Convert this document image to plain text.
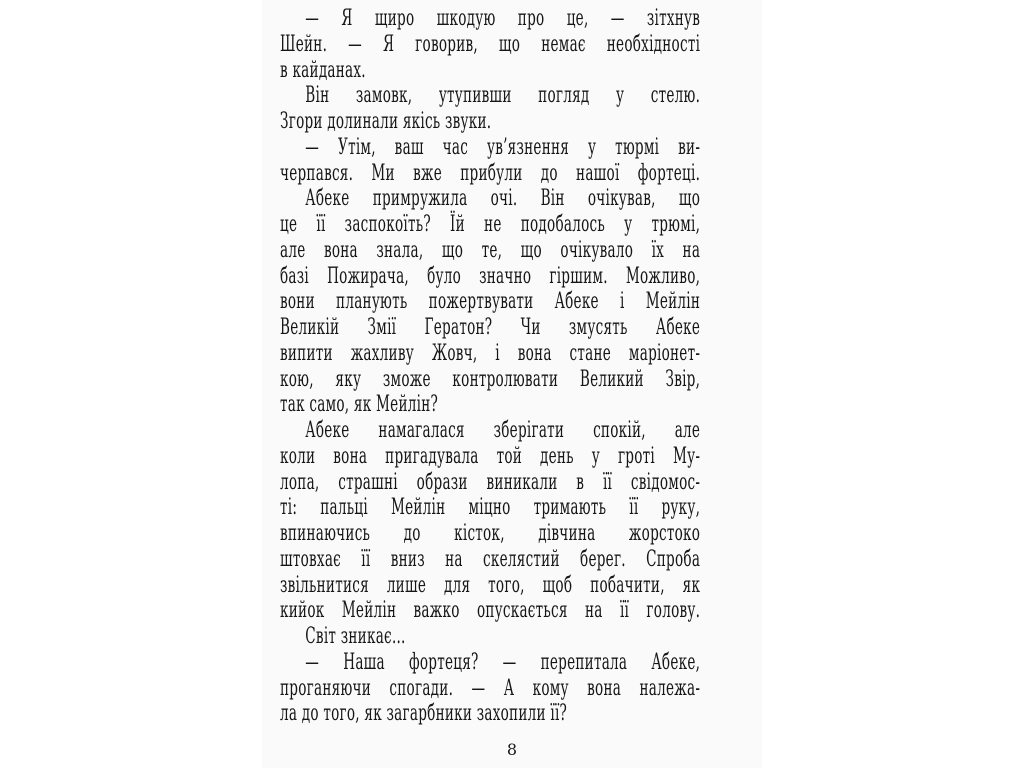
— Я щиро шкодую про це, — зітхнув
Шейн. — Я говорив, що немає необхідності
в кайданах.
Він замовк, утупивши погляд у стелю.
Згори долинали якісь звуки.
— Утім, ваш час ув’язнення у тюрмі ви-
черпався. Ми вже прибули до нашої фортеці.
Абеке примружила очі. Він очікував, що
це її заспокоїть? Їй не подобалось у трюмі,
але вона знала, що те, що очікувало їх на
базі Пожирача, було значно гіршим. Можливо,
вони планують пожертвувати Абеке і Мейлін
Великій Змії Гератон? Чи змусять Абеке
випити жахливу Жовч, і вона стане маріонет-
кою, яку зможе контролювати Великий Звір,
так само, як Мейлін?
Абеке намагалася зберігати спокій, але
коли вона пригадувала той день у гроті Му-
лопа, страшні образи виникали в її свідомос-
ті: пальці Мейлін міцно тримають її руку,
впинаючись до кісток, дівчина жорстоко
штовхає її вниз на скелястий берег. Спроба
звільнитися лише для того, щоб побачити, як
кийок Мейлін важко опускається на її голову.
Світ зникає…
— Наша фортеця? — перепитала Абеке,
проганяючи спогади. — А кому вона належа-
ла до того, як загарбники захопили її?
8
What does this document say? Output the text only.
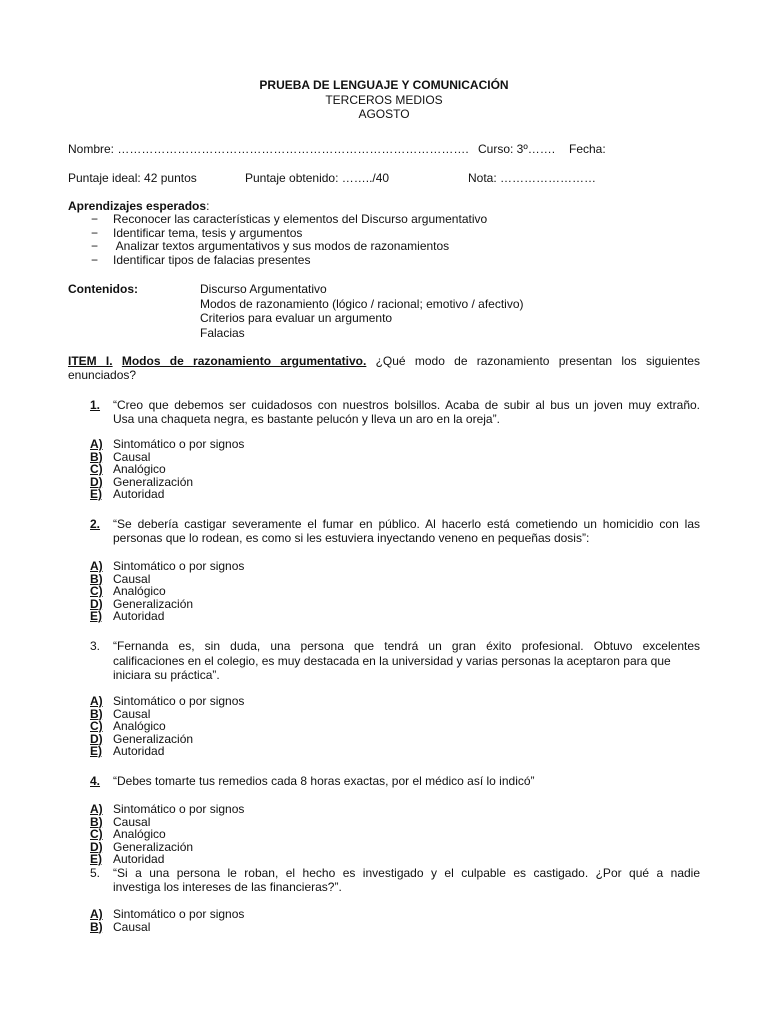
PRUEBA DE LENGUAJE Y COMUNICACIÓN
TERCEROS MEDIOS
AGOSTO
Nombre: ……………………………………………………………………………. Curso: 3º……. Fecha:
Puntaje ideal: 42 puntos	Puntaje obtenido: ……../40	Nota: ……………………
Aprendizajes esperados:
− Reconocer las características y elementos del Discurso argumentativo
− Identificar tema, tesis y argumentos
− Analizar textos argumentativos y sus modos de razonamientos
− Identificar tipos de falacias presentes
Contenidos:	Discurso Argumentativo
Modos de razonamiento (lógico / racional; emotivo / afectivo)
Criterios para evaluar un argumento
Falacias
ITEM I. Modos de razonamiento argumentativo. ¿Qué modo de razonamiento presentan los siguientes enunciados?
1. “Creo que debemos ser cuidadosos con nuestros bolsillos. Acaba de subir al bus un joven muy extraño.
Usa una chaqueta negra, es bastante pelucón y lleva un aro en la oreja”.
A) Sintomático o por signos
B) Causal
C) Analógico
D) Generalización
E) Autoridad
2. “Se debería castigar severamente el fumar en público. Al hacerlo está cometiendo un homicidio con las
personas que lo rodean, es como si les estuviera inyectando veneno en pequeñas dosis”:
A) Sintomático o por signos
B) Causal
C) Analógico
D) Generalización
E) Autoridad
3. “Fernanda es, sin duda, una persona que tendrá un gran éxito profesional. Obtuvo excelentes
calificaciones en el colegio, es muy destacada en la universidad y varias personas la aceptaron para que
iniciara su práctica”.
A) Sintomático o por signos
B) Causal
C) Analógico
D) Generalización
E) Autoridad
4. “Debes tomarte tus remedios cada 8 horas exactas, por el médico así lo indicó”
A) Sintomático o por signos
B) Causal
C) Analógico
D) Generalización
E) Autoridad
5. “Si a una persona le roban, el hecho es investigado y el culpable es castigado. ¿Por qué a nadie
investiga los intereses de las financieras?”.
A) Sintomático o por signos
B) Causal
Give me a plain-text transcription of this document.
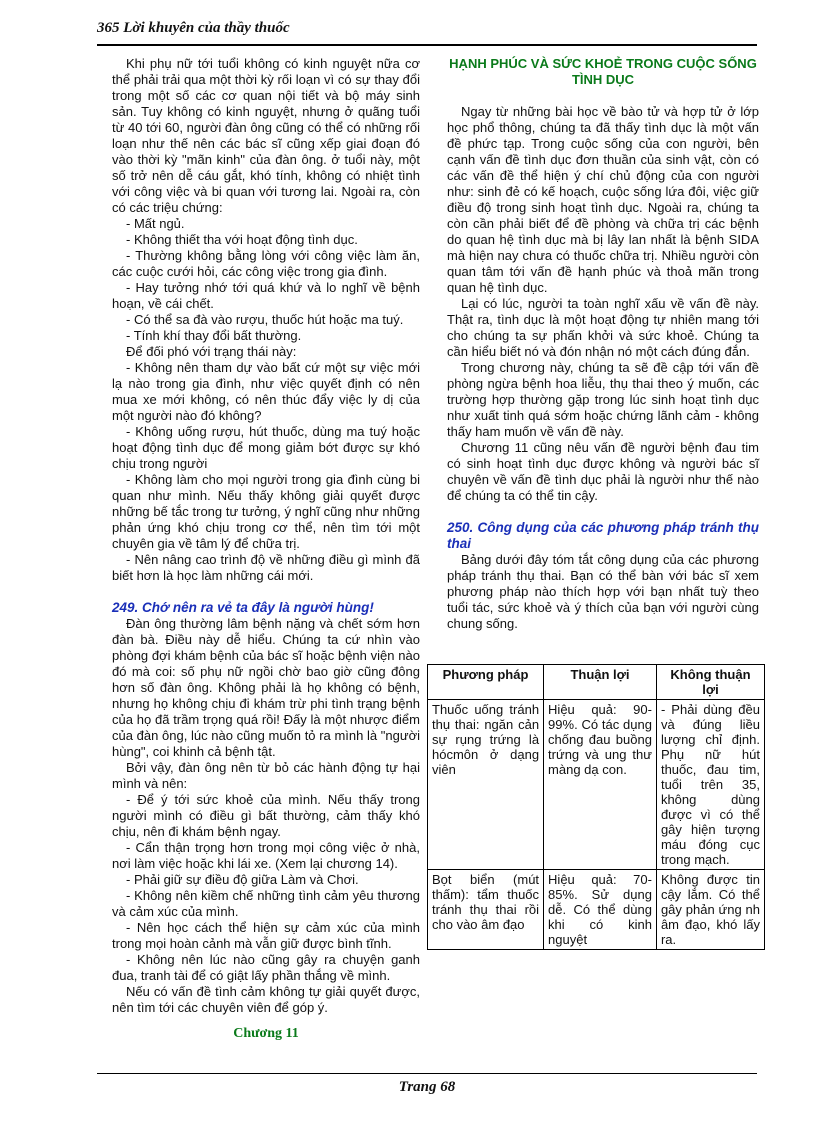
365 Lời khuyên của thầy thuốc

Khi phụ nữ tới tuổi không có kinh nguyệt nữa cơ thể phải trải qua một thời kỳ rối loạn vì có sự thay đổi trong một số các cơ quan nội tiết và bộ máy sinh sản. Tuy không có kinh nguyệt, nhưng ở quãng tuổi từ 40 tới 60, người đàn ông cũng có thể có những rối loạn như thế nên các bác sĩ cũng xếp giai đoạn đó vào thời kỳ "mãn kinh" của đàn ông. ở tuổi này, một số trở nên dễ cáu gắt, khó tính, không có nhiệt tình với công việc và bi quan với tương lai. Ngoài ra, còn có các triệu chứng:

- Mất ngủ.

- Không thiết tha với hoạt động tình dục.

- Thường không bằng lòng với công việc làm ăn, các cuộc cưới hỏi, các công việc trong gia đình.

- Hay tưởng nhớ tới quá khứ và lo nghĩ về bệnh hoạn, về cái chết.

- Có thể sa đà vào rượu, thuốc hút hoặc ma tuý.

- Tính khí thay đổi bất thường.

Để đối phó với trạng thái này:

- Không nên tham dự vào bất cứ một sự việc mới lạ nào trong gia đình, như việc quyết định có nên mua xe mới không, có nên thúc đẩy việc ly dị của một người nào đó không?

- Không uống rượu, hút thuốc, dùng ma tuý hoặc hoạt động tình dục để mong giảm bớt được sự khó chịu trong người

- Không làm cho mọi người trong gia đình cùng bi quan như mình. Nếu thấy không giải quyết được những bế tắc trong tư tưởng, ý nghĩ cũng như những phản ứng khó chịu trong cơ thể, nên tìm tới một chuyên gia về tâm lý để chữa trị.

- Nên nâng cao trình độ về những điều gì mình đã biết hơn là học làm những cái mới.

249. Chớ nên ra vẻ ta đây là người hùng!

Đàn ông thường lâm bệnh nặng và chết sớm hơn đàn bà. Điều này dễ hiểu. Chúng ta cứ nhìn vào phòng đợi khám bệnh của bác sĩ hoặc bệnh viện nào đó mà coi: số phụ nữ ngồi chờ bao giờ cũng đông hơn số đàn ông. Không phải là họ không có bệnh, nhưng họ không chịu đi khám trừ phi tình trạng bệnh của họ đã trầm trọng quá rồi! Đấy là một nhược điểm của đàn ông, lúc nào cũng muốn tỏ ra mình là "người hùng", coi khinh cả bệnh tật.

Bởi vậy, đàn ông nên từ bỏ các hành động tự hại mình và nên:

- Để ý tới sức khoẻ của mình. Nếu thấy trong người mình có điều gì bất thường, cảm thấy khó chịu, nên đi khám bệnh ngay.

- Cẩn thận trọng hơn trong mọi công việc ở nhà, nơi làm việc hoặc khi lái xe. (Xem lại chương 14).

- Phải giữ sự điều độ giữa Làm và Chơi.

- Không nên kiềm chế những tình cảm yêu thương và cảm xúc của mình.

- Nên học cách thể hiện sự cảm xúc của mình trong mọi hoàn cảnh mà vẫn giữ được bình tĩnh.

- Không nên lúc nào cũng gây ra chuyện ganh đua, tranh tài để có giật lấy phần thắng về mình.

Nếu có vấn đề tình cảm không tự giải quyết được, nên tìm tới các chuyên viên để góp ý.

Chương 11

HẠNH PHÚC VÀ SỨC KHOẺ TRONG CUỘC SỐNG TÌNH DỤC

Ngay từ những bài học về bào tử và hợp tử ở lớp học phổ thông, chúng ta đã thấy tình dục là một vấn đề phức tạp. Trong cuộc sống của con người, bên cạnh vấn đề tình dục đơn thuần của sinh vật, còn có các vấn đề thể hiện ý chí chủ động của con người như: sinh đẻ có kế hoạch, cuộc sống lứa đôi, việc giữ điều độ trong sinh hoạt tình dục. Ngoài ra, chúng ta còn cần phải biết để đề phòng và chữa trị các bệnh do quan hệ tình dục mà bị lây lan nhất là bệnh SIDA mà hiện nay chưa có thuốc chữa trị. Nhiều người còn quan tâm tới vấn đề hạnh phúc và thoả mãn trong quan hệ tình dục.

Lại có lúc, người ta toàn nghĩ xấu về vấn đề này. Thật ra, tình dục là một hoạt động tự nhiên mang tới cho chúng ta sự phấn khởi và sức khoẻ. Chúng ta cần hiểu biết nó và đón nhận nó một cách đúng đắn.

Trong chương này, chúng ta sẽ đề cập tới vấn đề phòng ngừa bệnh hoa liễu, thụ thai theo ý muốn, các trường hợp thường gặp trong lúc sinh hoạt tình dục như xuất tinh quá sớm hoặc chứng lãnh cảm - không thấy ham muốn về vấn đề này.

Chương 11 cũng nêu vấn đề người bệnh đau tim có sinh hoạt tình dục được không và người bác sĩ chuyên về vấn đề tình dục phải là người như thế nào để chúng ta có thể tin cậy.

250. Công dụng của các phương pháp tránh thụ thai

Bảng dưới đây tóm tắt công dụng của các phương pháp tránh thụ thai. Bạn có thể bàn với bác sĩ xem phương pháp nào thích hợp với bạn nhất tuỳ theo tuổi tác, sức khoẻ và ý thích của bạn với người cùng chung sống.

Phương pháp	Thuận lợi	Không thuận lợi
Thuốc uống tránh thụ thai: ngăn cản sự rụng trứng là hócmôn ở dạng viên	Hiệu quả: 90-99%. Có tác dụng chống đau buồng trứng và ung thư màng dạ con.	- Phải dùng đều và đúng liều lượng chỉ định. Phụ nữ hút thuốc, đau tim, tuổi trên 35, không dùng được vì có thể gây hiện tượng máu đóng cục trong mạch.
Bọt biển (mút thấm): tẩm thuốc tránh thụ thai rồi cho vào âm đạo	Hiệu quả: 70-85%. Sử dụng dễ. Có thể dùng khi có kinh nguyệt	Không được tin cậy lắm. Có thể gây phản ứng nh âm đạo, khó lấy ra.
Trang 68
★ ★ ★ ★ ★
__THE REQUEST__
Identify each line containing the string "dùng" and copy it out.

__CORRECT ANSWER__
- Không uống rượu, hút thuốc, dùng ma tuý hoặc hoạt động tình dục để mong giảm bớt được sự khó chịu trong người
Thuốc uống tránh thụ thai: ngăn cản sự rụng trứng là hócmôn ở dạng viên	Hiệu quả: 90-99%. Có tác dụng chống đau buồng trứng và ung thư màng dạ con.	- Phải dùng đều và đúng liều lượng chỉ định. Phụ nữ hút thuốc, đau tim, tuổi trên 35, không dùng được vì có thể gây hiện tượng máu đóng cục trong mạch.
Bọt biển (mút thấm): tẩm thuốc tránh thụ thai rồi cho vào âm đạo	Hiệu quả: 70-85%. Sử dụng dễ. Có thể dùng khi có kinh nguyệt	Không được tin cậy lắm. Có thể gây phản ứng nh âm đạo, khó lấy ra.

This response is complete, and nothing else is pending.